The lineup will include Jamboree veterans Don Nickerson and his Country Mist band, Charlie and Rita Keenan, Vern Robinson, Rich and Nancy Stacey, Debbie [Thompson] Pelletier, Peter D, Rodney Hurd, Archie Rivers and Jeff Simons.

Special guests will include Canadian country music star and Nashville recording artist Joan Kennedy, who is Stacey’s daughter-in-law, and balladeer Dave Pike from Massachusetts. Kennedy, who had a string of big hits in the 1980s, opened for Taylor Swift in Prince Edward Island last weekend, Stacey said.

“And you gotta remember, some of the people who weren’t so good will be there” in keeping with the Jamboree’s roots, Stacey said.

Missing, however, will be Jennie Shontell of “Wings of a Snow White Dove” fame, arguably the show’s most famous performer. Shontell died several years ago.

“She’s buried in Bucksport. Charlie Tenan [the show’s longtime master of ceremonies] and I visited her grave about five years ago and she has a snow white dove on her gravestone,” Stacey said.

“One of the first times we ever [took the Jamboree on the road] to Halifax, Nova Scotia, we had Jennie come up second or third.

“We didn’t know we had a star,” he said. “We should have held her back [until later in the show]. There were about 1,000 people there and when she got started, practically the whole audience started singing with her — ‘on the wings of a snow white dove.’”

Now 74, Dick Stacey said that he took the show on in 1973, almost as a lark, after it lost its original sponsor, Whitten’s Frankenstein Store of Milbridge.

The owner of Stacey’s Fuel Marts in Brewer, Ellsworth and Harrington at the time as well as a hotel and lounge, Stacey was approached by a television advertising salesman who wanted him to buy a commercial spot. Stacey quipped that he’d take the whole show, and the rest is local history.

For the first two years, the show was broadcast live from a Bangor television studio, Stacey said.

“Along towards 1974, they rooted me out of there [the studio]. My choice was to keep it live but they were having some trouble from people who wanted to see it and couldn’t get in and so reluctantly I moved it to my lounge,” he said. “That created a whole new atmosphere. It turned out to be a good move, but it was not my doing.”

The show’s homegrown talent and down-home feel was part of its charm.

“It’s always been a low-budget show,” he said. “It couldn’t be anything but a low-budget show the way it was run.”

As Stacey sees it, the show was not about him but rather the way in which it reflected the heritage of Down East Maine.

“It’s part of what we do,” he said.

▶ ROWS:

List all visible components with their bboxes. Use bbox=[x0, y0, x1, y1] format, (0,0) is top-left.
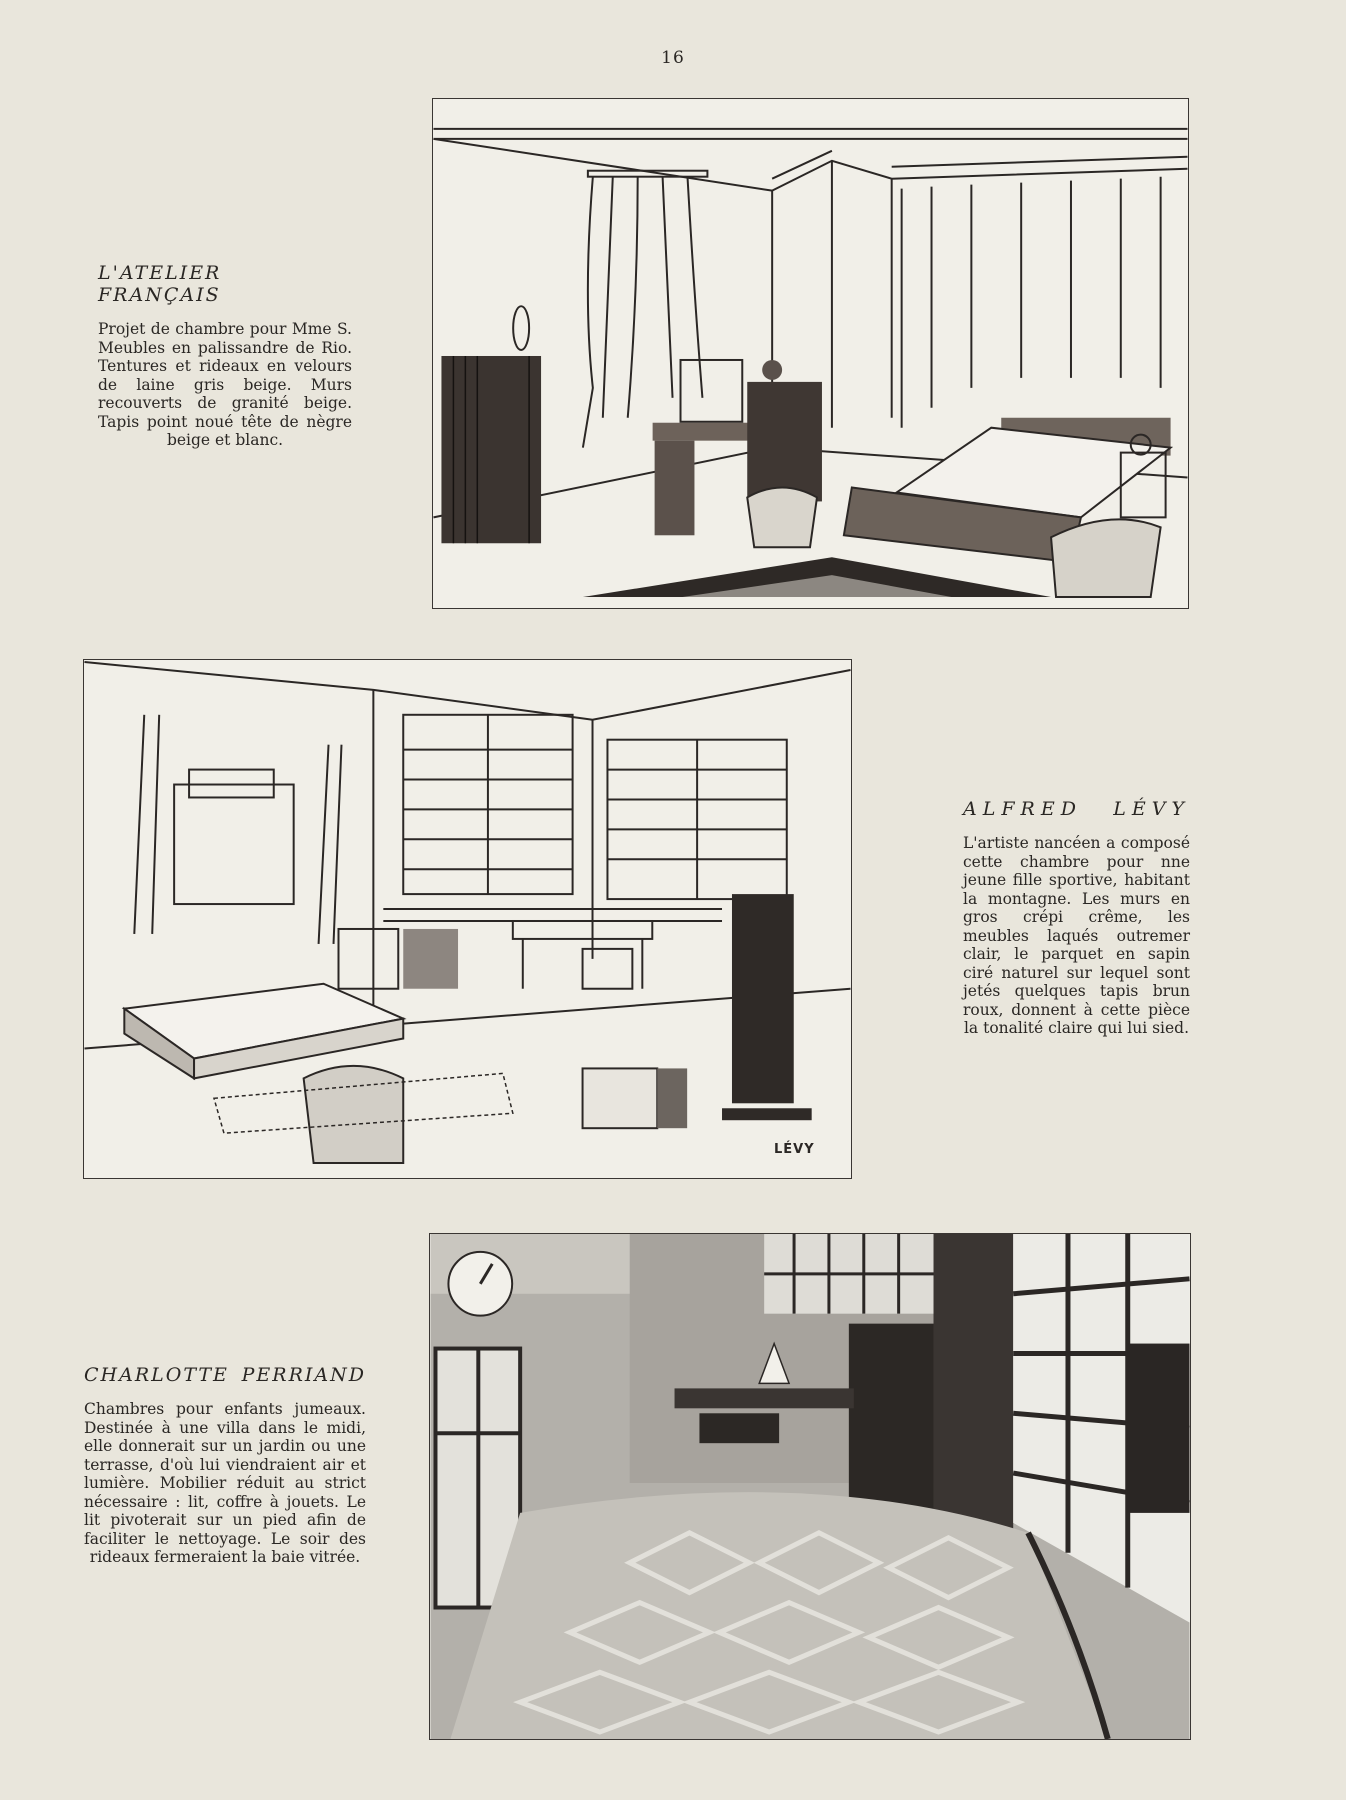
caption-text: Projet de chambre pour Mme S. Meubles en palissandre de Rio. Tentures et rideaux en velours de laine gris beige. Murs recouverts de granité beige. Tapis point noué tête de nègre beige et blanc. bbox=[98, 320, 352, 449]
caption-text: Chambres pour enfants jumeaux. Destinée à une villa dans le midi, elle donnerait sur un jardin ou une terrasse, d'où lui viendraient air et lumière. Mobilier réduit au strict nécessaire : lit, coffre à jouets. Le lit pivoterait sur un pied afin de faciliter le nettoyage. Le soir des rideaux fermeraient la baie vitrée. bbox=[84, 1400, 366, 1566]
caption-atelier-francais bbox=[98, 262, 352, 450]
caption-alfred-levy bbox=[963, 798, 1190, 1038]
caption-charlotte-perriand bbox=[84, 1364, 366, 1567]
caption-title: CHARLOTTE PERRIAND bbox=[84, 1364, 366, 1386]
caption-title: L'ATELIER FRANÇAIS bbox=[98, 262, 222, 306]
bedroom-drawing bbox=[433, 99, 1188, 608]
sport-bedroom-drawing bbox=[84, 660, 851, 1178]
caption-title: ALFRED LÉVY bbox=[963, 798, 1190, 820]
illustration-atelier-francais bbox=[432, 98, 1189, 609]
illustration-alfred-levy bbox=[83, 659, 852, 1179]
artist-signature: LÉVY bbox=[774, 1142, 815, 1157]
page-number: 16 bbox=[661, 48, 685, 68]
caption-text: L'artiste nancéen a composé cette chambre pour nne jeune fille sportive, habitant la montagne. Les murs en gros crépi crême, les meubles laqués outremer clair, le parquet en sapin ciré naturel sur lequel sont jetés quelques tapis brun roux, donnent à cette pièce la tonalité claire qui lui sied. bbox=[963, 834, 1190, 1037]
illustration-charlotte-perriand bbox=[429, 1233, 1191, 1740]
children-room-drawing bbox=[430, 1234, 1190, 1739]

▶ EXERCISE TASK A:
In the Jamboree text, which business was the show's original sponsor?
▶ EXERCISE TASK B:
For each statement, say whether the Jamboree text agrees with it, and quote the words of the text that decide it.
(i) Joan Kennedy is Stacey's daughter-in-law.
(ii) Stacey moved the show to his lounge because he wanted to.
(iii) For its first two years, the show was broadcast live from a Bangor television studio.
▶ EXERCISE TASK C:
Retype the part of the Jamboree text starting at "The lineup will" and ending at "weekend, Stacey said.".

▶ TASK RESPONSE A:
Whitten’s Frankenstein Store of Milbridge.

▶ TASK RESPONSE B:
(i) Yes: "who is Stacey’s daughter-in-law"
(ii) No: "reluctantly I moved it to my lounge" and "it was not my doing"
(iii) Yes: "For the first two years, the show was broadcast live from a Bangor television studio"

▶ TASK RESPONSE C:
The lineup will include Jamboree veterans Don Nickerson and his Country Mist band, Charlie and Rita Keenan, Vern Robinson, Rich and Nancy Stacey, Debbie [Thompson] Pelletier, Peter D, Rodney Hurd, Archie Rivers and Jeff Simons.

Special guests will include Canadian country music star and Nashville recording artist Joan Kennedy, who is Stacey’s daughter-in-law, and balladeer Dave Pike from Massachusetts. Kennedy, who had a string of big hits in the 1980s, opened for Taylor Swift in Prince Edward Island last weekend, Stacey said.